-- start of Dataset records --

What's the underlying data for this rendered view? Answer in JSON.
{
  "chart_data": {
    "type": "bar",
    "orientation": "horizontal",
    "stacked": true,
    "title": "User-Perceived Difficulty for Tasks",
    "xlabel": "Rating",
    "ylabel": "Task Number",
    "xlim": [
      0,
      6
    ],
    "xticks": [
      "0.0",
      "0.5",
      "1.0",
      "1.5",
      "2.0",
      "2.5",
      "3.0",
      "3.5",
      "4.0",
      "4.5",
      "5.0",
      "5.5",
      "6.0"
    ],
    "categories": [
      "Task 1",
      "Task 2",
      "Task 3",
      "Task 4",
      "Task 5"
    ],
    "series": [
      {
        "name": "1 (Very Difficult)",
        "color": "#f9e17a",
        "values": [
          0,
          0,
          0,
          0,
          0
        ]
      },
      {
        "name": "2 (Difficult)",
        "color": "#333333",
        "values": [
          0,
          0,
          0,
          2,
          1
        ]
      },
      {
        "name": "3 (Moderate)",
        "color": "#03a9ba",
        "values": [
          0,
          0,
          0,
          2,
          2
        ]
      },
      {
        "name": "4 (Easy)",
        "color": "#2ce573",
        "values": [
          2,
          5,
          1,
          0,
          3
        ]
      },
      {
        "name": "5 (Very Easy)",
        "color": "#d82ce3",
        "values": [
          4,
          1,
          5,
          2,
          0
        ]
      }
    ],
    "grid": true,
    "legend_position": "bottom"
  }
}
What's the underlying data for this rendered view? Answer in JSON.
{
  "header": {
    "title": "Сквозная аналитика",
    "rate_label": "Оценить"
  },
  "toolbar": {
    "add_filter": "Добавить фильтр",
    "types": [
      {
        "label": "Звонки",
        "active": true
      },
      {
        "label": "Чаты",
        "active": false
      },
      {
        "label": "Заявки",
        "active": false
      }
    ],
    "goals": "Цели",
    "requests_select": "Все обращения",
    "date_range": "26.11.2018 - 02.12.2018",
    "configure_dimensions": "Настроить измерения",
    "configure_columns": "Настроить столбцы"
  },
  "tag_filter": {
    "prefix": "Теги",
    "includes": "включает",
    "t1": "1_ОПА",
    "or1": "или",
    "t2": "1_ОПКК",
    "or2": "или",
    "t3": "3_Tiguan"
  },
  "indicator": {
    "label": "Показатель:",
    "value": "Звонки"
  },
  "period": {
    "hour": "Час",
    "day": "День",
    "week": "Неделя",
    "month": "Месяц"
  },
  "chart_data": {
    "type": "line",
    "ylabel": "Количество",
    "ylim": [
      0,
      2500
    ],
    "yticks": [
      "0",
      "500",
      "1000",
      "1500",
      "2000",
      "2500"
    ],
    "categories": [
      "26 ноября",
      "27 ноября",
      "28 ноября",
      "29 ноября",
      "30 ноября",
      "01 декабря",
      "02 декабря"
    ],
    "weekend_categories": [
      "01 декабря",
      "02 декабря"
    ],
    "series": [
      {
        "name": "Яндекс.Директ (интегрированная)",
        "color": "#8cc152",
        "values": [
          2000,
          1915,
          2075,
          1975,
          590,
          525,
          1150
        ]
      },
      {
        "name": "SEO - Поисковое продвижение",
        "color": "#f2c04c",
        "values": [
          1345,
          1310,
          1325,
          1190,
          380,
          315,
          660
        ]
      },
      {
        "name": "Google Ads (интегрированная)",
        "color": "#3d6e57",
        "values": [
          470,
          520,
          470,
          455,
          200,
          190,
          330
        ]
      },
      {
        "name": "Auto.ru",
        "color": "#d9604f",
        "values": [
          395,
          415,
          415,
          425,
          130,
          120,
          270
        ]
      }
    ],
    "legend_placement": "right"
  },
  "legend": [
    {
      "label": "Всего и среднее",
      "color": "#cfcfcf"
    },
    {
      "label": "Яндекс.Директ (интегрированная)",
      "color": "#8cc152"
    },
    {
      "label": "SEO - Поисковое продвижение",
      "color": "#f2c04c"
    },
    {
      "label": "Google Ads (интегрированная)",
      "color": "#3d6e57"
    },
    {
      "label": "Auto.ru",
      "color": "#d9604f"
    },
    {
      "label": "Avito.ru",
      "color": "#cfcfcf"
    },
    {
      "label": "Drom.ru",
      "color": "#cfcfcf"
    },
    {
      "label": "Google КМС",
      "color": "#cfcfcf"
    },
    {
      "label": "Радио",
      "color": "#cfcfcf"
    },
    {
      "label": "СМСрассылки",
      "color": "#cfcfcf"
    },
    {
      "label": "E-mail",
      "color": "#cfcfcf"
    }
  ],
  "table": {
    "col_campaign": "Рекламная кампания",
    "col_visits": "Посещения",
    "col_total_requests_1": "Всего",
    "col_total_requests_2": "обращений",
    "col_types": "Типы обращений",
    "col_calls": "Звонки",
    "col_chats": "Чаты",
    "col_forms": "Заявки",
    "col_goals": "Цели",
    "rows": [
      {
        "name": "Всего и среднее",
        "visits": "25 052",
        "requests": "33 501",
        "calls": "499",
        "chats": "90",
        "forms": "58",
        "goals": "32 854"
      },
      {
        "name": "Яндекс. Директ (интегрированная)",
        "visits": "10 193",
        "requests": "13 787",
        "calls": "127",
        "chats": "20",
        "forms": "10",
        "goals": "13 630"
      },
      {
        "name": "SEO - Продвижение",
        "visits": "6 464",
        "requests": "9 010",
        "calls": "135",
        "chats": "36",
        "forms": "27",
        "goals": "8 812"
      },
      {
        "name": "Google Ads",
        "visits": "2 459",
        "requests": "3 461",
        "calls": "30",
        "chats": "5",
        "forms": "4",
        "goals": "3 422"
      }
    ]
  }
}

-- end of Dataset records --

■ **Exercise**
Give the number of lines in the entries above that include the string "Very". No other output is expected.

■ **The reply**
2